## [Extracted text]
-- Opening Marker --
I plugged my old floppy disks into an Android


The other day, as I was doing some spring-cleaning, I stumbled upon something I forgot I even owned: a plastic tote filled with old 3.5-inch floppy disks from the nineties. With fascination, I sifted through the collection, discovering a mix of blank diskettes, archaic printer drivers, and even personal work files belonging to my parents.

It didn’t take me long to want to plug these floppy disks into my computer, but, of course, I don’t own a PC with a floppy drive in 2026. That’s when it dawned on me that USB-powered external drives are a very real alternative. Next thing you know, with sirens calling out, I found myself purchasing a cheap USB-C floppy disk reader from Amazon.

As expected, the external drive I acquired plugs right into my Windows 11 PC (as well as into my MacBook) without fuss, happily reading the contents of my various floppy disks within a matter of seconds. From there, something else occurred to me: considering that today’s mobile devices are essentially pocket computers, what’s stopping me from plugging my floppy disks right into, say, my smartphone or my tablet?

Android reads floppy disks like a charm

I’m surprised by how painless the process is

Android 16 format USB drive screenshots

I wasn’t initially sure what to expect, but my presumption was that Android would recognize my newly-acquired 3.5-inch floppy disk reader without a problem. To my relief, this proved to be the case. The moment I fastened one of the floppy disks into my external bay and plugged it into my Pixel 10 via USB Type-C, I heard the clicks and clacks of the mechanism springing to life.

From here, I was able to view decades-old files and documents right from within Google’s native Files application, and third-party browsers like Cx File Explorer, Material Files, and Fossify all worked like a charm as well. For some of my floppy disks, Android prompted me to format them as new drives (thereby wiping all existing data off of them), which was the only snag in the road I experienced.
-- Closing Marker --
## [Data extract]
-- Opening Marker --
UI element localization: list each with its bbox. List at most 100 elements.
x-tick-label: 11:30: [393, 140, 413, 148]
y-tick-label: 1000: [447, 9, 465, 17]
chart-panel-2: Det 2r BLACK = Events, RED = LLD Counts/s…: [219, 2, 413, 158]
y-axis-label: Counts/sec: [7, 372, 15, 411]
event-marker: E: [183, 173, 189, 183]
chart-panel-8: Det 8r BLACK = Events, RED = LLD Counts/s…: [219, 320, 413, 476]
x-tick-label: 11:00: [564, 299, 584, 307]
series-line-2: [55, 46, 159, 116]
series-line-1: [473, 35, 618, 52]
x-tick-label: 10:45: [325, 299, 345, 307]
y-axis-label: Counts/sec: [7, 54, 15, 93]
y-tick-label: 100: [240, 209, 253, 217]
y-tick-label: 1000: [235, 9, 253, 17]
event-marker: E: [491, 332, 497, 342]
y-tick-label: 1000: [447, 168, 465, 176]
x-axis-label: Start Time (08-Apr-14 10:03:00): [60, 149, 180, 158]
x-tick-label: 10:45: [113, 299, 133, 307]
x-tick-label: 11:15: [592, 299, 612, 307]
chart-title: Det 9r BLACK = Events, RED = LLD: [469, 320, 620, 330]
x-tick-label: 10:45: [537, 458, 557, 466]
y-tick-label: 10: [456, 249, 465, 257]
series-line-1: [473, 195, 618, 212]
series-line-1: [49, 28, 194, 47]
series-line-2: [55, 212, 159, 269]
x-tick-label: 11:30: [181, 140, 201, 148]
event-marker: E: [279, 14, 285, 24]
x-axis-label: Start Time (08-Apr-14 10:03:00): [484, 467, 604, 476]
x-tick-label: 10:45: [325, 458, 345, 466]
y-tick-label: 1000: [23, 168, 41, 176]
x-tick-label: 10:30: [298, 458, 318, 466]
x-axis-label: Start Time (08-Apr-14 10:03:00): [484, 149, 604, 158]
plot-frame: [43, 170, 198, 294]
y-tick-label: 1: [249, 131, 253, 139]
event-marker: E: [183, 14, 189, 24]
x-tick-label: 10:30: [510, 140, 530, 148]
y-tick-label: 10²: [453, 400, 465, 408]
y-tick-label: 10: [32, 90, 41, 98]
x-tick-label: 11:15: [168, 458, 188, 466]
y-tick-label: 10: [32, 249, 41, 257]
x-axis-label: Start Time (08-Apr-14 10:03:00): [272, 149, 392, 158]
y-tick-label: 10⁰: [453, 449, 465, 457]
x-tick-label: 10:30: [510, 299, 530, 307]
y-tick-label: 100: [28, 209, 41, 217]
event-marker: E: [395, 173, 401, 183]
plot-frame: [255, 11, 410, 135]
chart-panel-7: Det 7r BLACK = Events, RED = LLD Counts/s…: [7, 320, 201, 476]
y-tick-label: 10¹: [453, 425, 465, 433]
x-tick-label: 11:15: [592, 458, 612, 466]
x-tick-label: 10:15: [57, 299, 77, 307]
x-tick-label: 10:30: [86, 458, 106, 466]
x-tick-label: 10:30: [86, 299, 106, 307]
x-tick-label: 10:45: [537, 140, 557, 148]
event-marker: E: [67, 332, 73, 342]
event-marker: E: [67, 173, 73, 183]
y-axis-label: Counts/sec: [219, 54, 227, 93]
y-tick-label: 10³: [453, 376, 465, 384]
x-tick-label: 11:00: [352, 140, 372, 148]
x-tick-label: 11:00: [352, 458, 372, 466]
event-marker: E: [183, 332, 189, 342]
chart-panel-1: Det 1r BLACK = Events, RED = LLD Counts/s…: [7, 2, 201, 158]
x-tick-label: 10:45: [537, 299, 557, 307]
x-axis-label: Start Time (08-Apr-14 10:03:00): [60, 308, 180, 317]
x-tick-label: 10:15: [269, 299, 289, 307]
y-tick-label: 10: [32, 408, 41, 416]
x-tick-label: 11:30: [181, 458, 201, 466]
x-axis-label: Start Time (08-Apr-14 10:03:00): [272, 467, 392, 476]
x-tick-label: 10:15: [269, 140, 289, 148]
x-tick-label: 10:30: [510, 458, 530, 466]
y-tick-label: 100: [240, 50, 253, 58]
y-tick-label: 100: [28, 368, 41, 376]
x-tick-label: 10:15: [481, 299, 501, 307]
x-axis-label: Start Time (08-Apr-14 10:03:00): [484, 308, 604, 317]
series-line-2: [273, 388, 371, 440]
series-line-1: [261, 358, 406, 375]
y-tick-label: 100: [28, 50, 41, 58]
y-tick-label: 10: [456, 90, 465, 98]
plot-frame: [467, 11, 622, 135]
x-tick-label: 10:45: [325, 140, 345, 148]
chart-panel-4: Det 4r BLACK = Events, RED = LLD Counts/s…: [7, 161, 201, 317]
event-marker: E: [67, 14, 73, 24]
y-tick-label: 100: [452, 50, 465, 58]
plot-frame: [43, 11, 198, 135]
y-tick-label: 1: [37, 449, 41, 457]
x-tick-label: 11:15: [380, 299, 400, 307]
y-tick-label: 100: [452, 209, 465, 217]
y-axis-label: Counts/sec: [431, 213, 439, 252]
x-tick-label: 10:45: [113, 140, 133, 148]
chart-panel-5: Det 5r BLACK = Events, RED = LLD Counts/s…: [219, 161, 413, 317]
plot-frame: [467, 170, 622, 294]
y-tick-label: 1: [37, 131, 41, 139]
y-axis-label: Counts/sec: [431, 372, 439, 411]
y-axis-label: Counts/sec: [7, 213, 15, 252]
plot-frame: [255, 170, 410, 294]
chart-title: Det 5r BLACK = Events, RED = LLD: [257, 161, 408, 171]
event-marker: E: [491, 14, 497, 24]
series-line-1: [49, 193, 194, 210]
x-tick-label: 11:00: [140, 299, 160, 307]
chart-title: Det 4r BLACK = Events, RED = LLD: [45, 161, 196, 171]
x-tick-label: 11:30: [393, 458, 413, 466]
-- Closing Marker --
## [Required actions]
a) Reproduce verbatim the part of the floppy disk article that begins at the words "I wasn’t initially" and stops after the words "road I experienced.".
b) In the floppy disk article, which phone did the writer plug the external drive into?

## [Solutions by task]
a)
I wasn’t initially sure what to expect, but my presumption was that Android would recognize my newly-acquired 3.5-inch floppy disk reader without a problem. To my relief, this proved to be the case. The moment I fastened one of the floppy disks into my external bay and plugged it into my Pixel 10 via USB Type-C, I heard the clicks and clacks of the mechanism springing to life.

From here, I was able to view decades-old files and documents right from within Google’s native Files application, and third-party browsers like Cx File Explorer, Material Files, and Fossify all worked like a charm as well. For some of my floppy disks, Android prompted me to format them as new drives (thereby wiping all existing data off of them), which was the only snag in the road I experienced.

b) A Pixel 10